+++ Data +++

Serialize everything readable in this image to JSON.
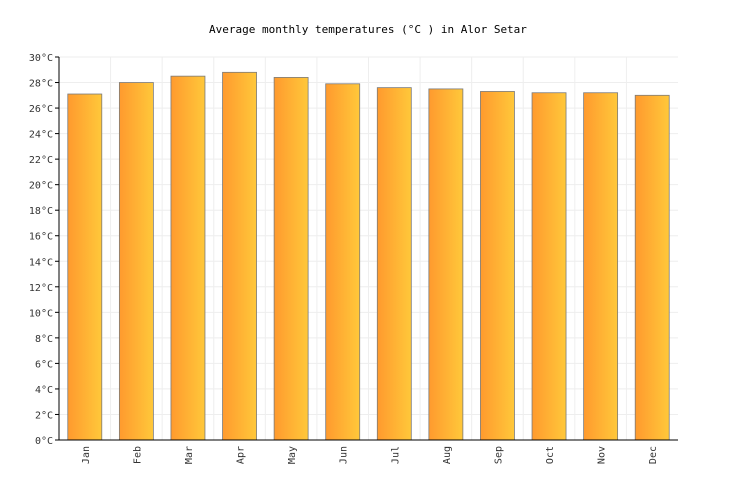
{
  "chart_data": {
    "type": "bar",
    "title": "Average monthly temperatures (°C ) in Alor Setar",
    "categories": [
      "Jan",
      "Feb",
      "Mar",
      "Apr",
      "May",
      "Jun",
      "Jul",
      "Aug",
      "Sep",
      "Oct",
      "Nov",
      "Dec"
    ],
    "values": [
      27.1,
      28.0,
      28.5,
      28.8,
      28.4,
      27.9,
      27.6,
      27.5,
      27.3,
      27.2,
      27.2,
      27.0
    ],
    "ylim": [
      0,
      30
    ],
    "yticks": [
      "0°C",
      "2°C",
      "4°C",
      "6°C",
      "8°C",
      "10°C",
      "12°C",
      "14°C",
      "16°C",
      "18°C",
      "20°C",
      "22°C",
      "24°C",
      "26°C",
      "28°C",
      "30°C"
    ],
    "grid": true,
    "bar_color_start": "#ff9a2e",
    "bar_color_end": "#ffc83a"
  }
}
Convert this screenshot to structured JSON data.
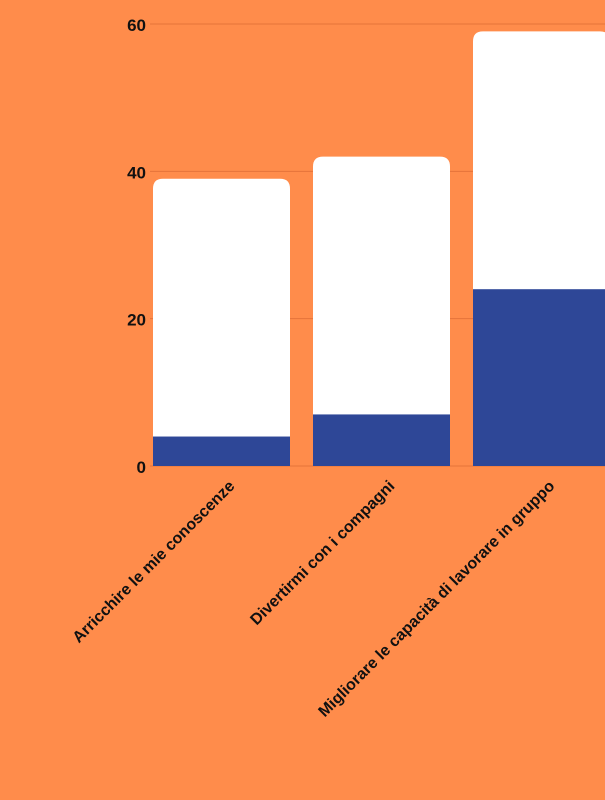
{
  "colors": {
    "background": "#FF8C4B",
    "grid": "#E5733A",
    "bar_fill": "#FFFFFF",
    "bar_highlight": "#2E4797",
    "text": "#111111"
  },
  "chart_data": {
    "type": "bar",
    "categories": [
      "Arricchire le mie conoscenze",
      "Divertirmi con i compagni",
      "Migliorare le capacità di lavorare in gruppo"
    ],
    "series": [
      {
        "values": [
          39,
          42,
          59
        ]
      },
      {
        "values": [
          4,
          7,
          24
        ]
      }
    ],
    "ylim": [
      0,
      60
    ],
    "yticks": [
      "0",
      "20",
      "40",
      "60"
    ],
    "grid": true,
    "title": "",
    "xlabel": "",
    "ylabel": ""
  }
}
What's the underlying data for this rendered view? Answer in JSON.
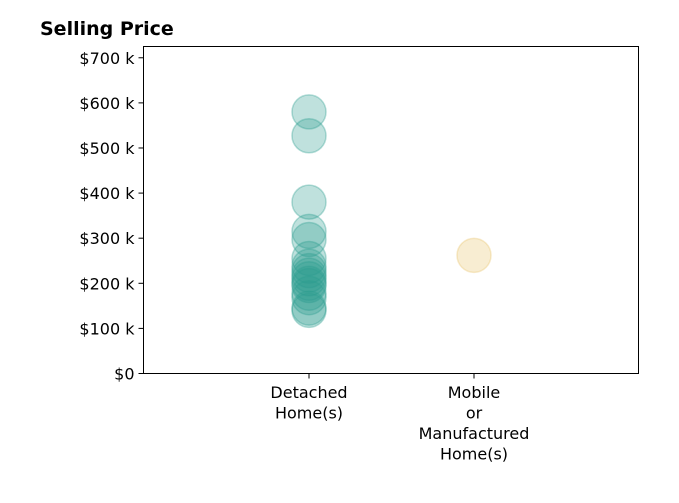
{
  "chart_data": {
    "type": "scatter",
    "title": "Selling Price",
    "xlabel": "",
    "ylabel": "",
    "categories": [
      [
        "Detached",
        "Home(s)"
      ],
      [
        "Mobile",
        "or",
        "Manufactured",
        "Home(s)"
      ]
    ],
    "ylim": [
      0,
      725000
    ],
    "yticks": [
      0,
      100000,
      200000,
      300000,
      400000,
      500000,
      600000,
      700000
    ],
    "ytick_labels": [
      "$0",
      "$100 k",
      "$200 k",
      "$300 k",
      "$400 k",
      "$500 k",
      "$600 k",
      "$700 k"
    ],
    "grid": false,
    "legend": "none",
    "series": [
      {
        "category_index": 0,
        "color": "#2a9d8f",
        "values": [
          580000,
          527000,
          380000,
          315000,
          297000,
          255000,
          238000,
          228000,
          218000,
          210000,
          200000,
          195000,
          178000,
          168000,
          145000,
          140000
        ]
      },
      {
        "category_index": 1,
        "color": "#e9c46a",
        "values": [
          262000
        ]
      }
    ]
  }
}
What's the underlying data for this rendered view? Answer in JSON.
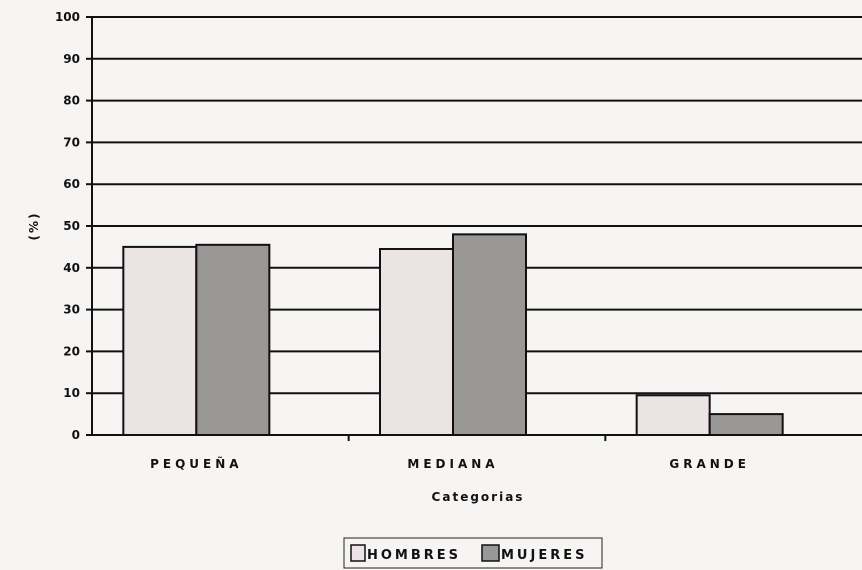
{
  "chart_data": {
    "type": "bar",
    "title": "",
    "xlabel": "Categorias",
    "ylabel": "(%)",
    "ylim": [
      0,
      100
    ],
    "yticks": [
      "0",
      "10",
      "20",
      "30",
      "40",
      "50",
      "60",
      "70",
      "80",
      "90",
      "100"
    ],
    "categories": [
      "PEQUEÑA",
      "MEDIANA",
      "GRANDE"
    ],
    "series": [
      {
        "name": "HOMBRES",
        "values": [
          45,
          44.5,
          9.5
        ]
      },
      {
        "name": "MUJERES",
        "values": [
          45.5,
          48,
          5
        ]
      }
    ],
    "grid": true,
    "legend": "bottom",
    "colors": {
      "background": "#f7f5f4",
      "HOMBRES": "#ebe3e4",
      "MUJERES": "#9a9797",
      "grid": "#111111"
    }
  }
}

+++

Show every line in the records above that contains the word "JSON".

» **Response to the exercise**:
Serialize everything readable in this image to JSON.
Convert this screenshot to structured JSON data.
What's the underlying data for this rendered view? Answer in JSON.
What's the underlying data for this rendered view? Answer in JSON.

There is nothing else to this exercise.